* _DATA LINES_
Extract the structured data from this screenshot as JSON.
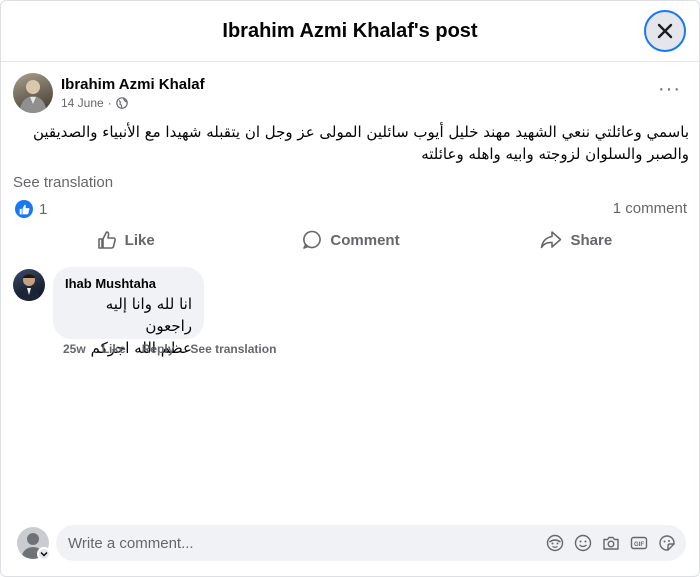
{
  "header": {
    "title": "Ibrahim Azmi Khalaf's post",
    "close_icon": "close-icon"
  },
  "post": {
    "author": "Ibrahim Azmi Khalaf",
    "date": "14 June",
    "date_separator": "·",
    "audience_icon": "globe-icon",
    "more_label": "···",
    "text_line1": "باسمي وعائلتي ننعي الشهيد مهند خليل أيوب سائلين المولى عز وجل ان يتقبله شهيدا مع الأنبياء والصديقين",
    "text_line2": "والصبر والسلوان لزوجته وابيه واهله وعائلته",
    "see_translation": "See translation",
    "reaction_count": "1",
    "comment_count": "1 comment"
  },
  "actions": {
    "like": "Like",
    "comment": "Comment",
    "share": "Share"
  },
  "comments": [
    {
      "author": "Ihab Mushtaha",
      "text_line1": "انا لله وانا إليه راجعون",
      "text_line2": "عظم الله اجركم",
      "age": "25w",
      "like": "Like",
      "reply": "Reply",
      "see_translation": "See translation"
    }
  ],
  "composer": {
    "placeholder": "Write a comment...",
    "icons": [
      "avatar-sticker-icon",
      "emoji-icon",
      "camera-icon",
      "gif-icon",
      "sticker-icon"
    ]
  },
  "colors": {
    "accent": "#1877f2",
    "muted": "#65676b",
    "bubble": "#f0f2f5"
  }
}
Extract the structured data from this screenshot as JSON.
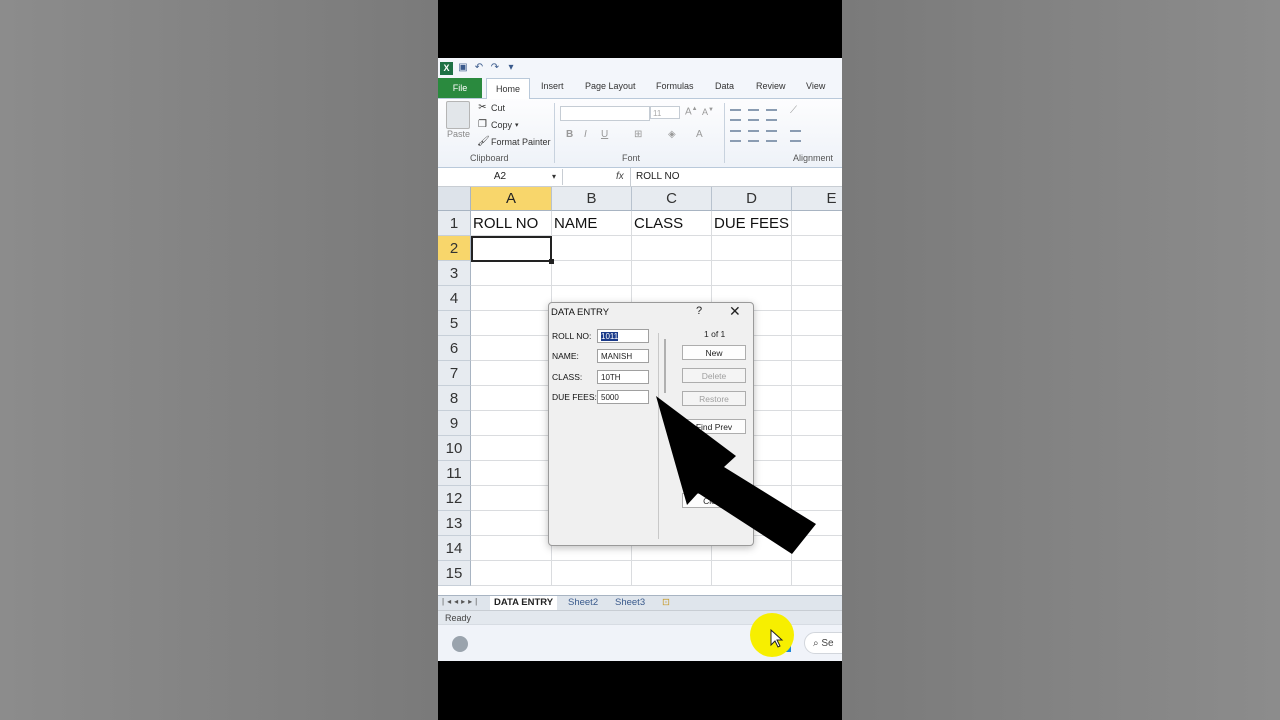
{
  "quick_access": {
    "excel_icon": "X",
    "undo_icon": "undo-icon",
    "redo_icon": "redo-icon",
    "save_icon": "save-icon"
  },
  "ribbon_tabs": [
    "File",
    "Home",
    "Insert",
    "Page Layout",
    "Formulas",
    "Data",
    "Review",
    "View"
  ],
  "ribbon": {
    "paste_label": "Paste",
    "cut_label": "Cut",
    "copy_label": "Copy",
    "format_painter_label": "Format Painter",
    "font_size": "11",
    "group_clipboard": "Clipboard",
    "group_font": "Font",
    "group_alignment": "Alignment"
  },
  "formula_bar": {
    "name_box": "A2",
    "fx": "fx",
    "content": "ROLL NO"
  },
  "grid": {
    "columns": [
      "A",
      "B",
      "C",
      "D",
      "E"
    ],
    "rows": [
      "1",
      "2",
      "3",
      "4",
      "5",
      "6",
      "7",
      "8",
      "9",
      "10",
      "11",
      "12",
      "13",
      "14",
      "15"
    ],
    "row1": [
      "ROLL NO",
      "NAME",
      "CLASS",
      "DUE FEES"
    ]
  },
  "dialog": {
    "title": "DATA ENTRY",
    "help": "?",
    "close": "✕",
    "record_counter": "1 of 1",
    "fields": [
      {
        "label": "ROLL NO:",
        "value": "1011"
      },
      {
        "label": "NAME:",
        "value": "MANISH"
      },
      {
        "label": "CLASS:",
        "value": "10TH"
      },
      {
        "label": "DUE FEES:",
        "value": "5000"
      }
    ],
    "buttons": {
      "new": "New",
      "delete": "Delete",
      "restore": "Restore",
      "find_prev": "Find Prev",
      "close": "Close"
    }
  },
  "sheet_tabs": [
    "DATA ENTRY",
    "Sheet2",
    "Sheet3"
  ],
  "status": "Ready",
  "taskbar": {
    "search": "Se"
  },
  "colors": {
    "file_tab": "#2a8a3e",
    "selected_header": "#f8d66b",
    "windows_blue": "#1a86d9",
    "cursor_highlight": "#f7ef00"
  }
}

* _EXERCISE REQUIREMENTS_
Quote the material word for word, dropping any images it holds.

* _TASK ANSWER_
Extract the structured data from this screenshot as JSON.
{
  "header": {
    "title": "Ibrahim Azmi Khalaf's post",
    "close_icon": "close-icon"
  },
  "post": {
    "author": "Ibrahim Azmi Khalaf",
    "date": "14 June",
    "date_separator": "·",
    "audience_icon": "globe-icon",
    "more_label": "···",
    "text_line1": "باسمي وعائلتي ننعي الشهيد مهند خليل أيوب سائلين المولى عز وجل ان يتقبله شهيدا مع الأنبياء والصديقين",
    "text_line2": "والصبر والسلوان لزوجته وابيه واهله وعائلته",
    "see_translation": "See translation",
    "reaction_count": "1",
    "comment_count": "1 comment"
  },
  "actions": {
    "like": "Like",
    "comment": "Comment",
    "share": "Share"
  },
  "comments": [
    {
      "author": "Ihab Mushtaha",
      "text_line1": "انا لله وانا إليه راجعون",
      "text_line2": "عظم الله اجركم",
      "age": "25w",
      "like": "Like",
      "reply": "Reply",
      "see_translation": "See translation"
    }
  ],
  "composer": {
    "placeholder": "Write a comment...",
    "icons": [
      "avatar-sticker-icon",
      "emoji-icon",
      "camera-icon",
      "gif-icon",
      "sticker-icon"
    ]
  },
  "colors": {
    "accent": "#1877f2",
    "muted": "#65676b",
    "bubble": "#f0f2f5"
  }
}
Extract the structured data from this screenshot as JSON.
{
  "quick_access": {
    "excel_icon": "X",
    "undo_icon": "undo-icon",
    "redo_icon": "redo-icon",
    "save_icon": "save-icon"
  },
  "ribbon_tabs": [
    "File",
    "Home",
    "Insert",
    "Page Layout",
    "Formulas",
    "Data",
    "Review",
    "View"
  ],
  "ribbon": {
    "paste_label": "Paste",
    "cut_label": "Cut",
    "copy_label": "Copy",
    "format_painter_label": "Format Painter",
    "font_size": "11",
    "group_clipboard": "Clipboard",
    "group_font": "Font",
    "group_alignment": "Alignment"
  },
  "formula_bar": {
    "name_box": "A2",
    "fx": "fx",
    "content": "ROLL NO"
  },
  "grid": {
    "columns": [
      "A",
      "B",
      "C",
      "D",
      "E"
    ],
    "rows": [
      "1",
      "2",
      "3",
      "4",
      "5",
      "6",
      "7",
      "8",
      "9",
      "10",
      "11",
      "12",
      "13",
      "14",
      "15"
    ],
    "row1": [
      "ROLL NO",
      "NAME",
      "CLASS",
      "DUE FEES"
    ]
  },
  "dialog": {
    "title": "DATA ENTRY",
    "help": "?",
    "close": "✕",
    "record_counter": "1 of 1",
    "fields": [
      {
        "label": "ROLL NO:",
        "value": "1011"
      },
      {
        "label": "NAME:",
        "value": "MANISH"
      },
      {
        "label": "CLASS:",
        "value": "10TH"
      },
      {
        "label": "DUE FEES:",
        "value": "5000"
      }
    ],
    "buttons": {
      "new": "New",
      "delete": "Delete",
      "restore": "Restore",
      "find_prev": "Find Prev",
      "close": "Close"
    }
  },
  "sheet_tabs": [
    "DATA ENTRY",
    "Sheet2",
    "Sheet3"
  ],
  "status": "Ready",
  "taskbar": {
    "search": "Se"
  },
  "colors": {
    "file_tab": "#2a8a3e",
    "selected_header": "#f8d66b",
    "windows_blue": "#1a86d9",
    "cursor_highlight": "#f7ef00"
  }
}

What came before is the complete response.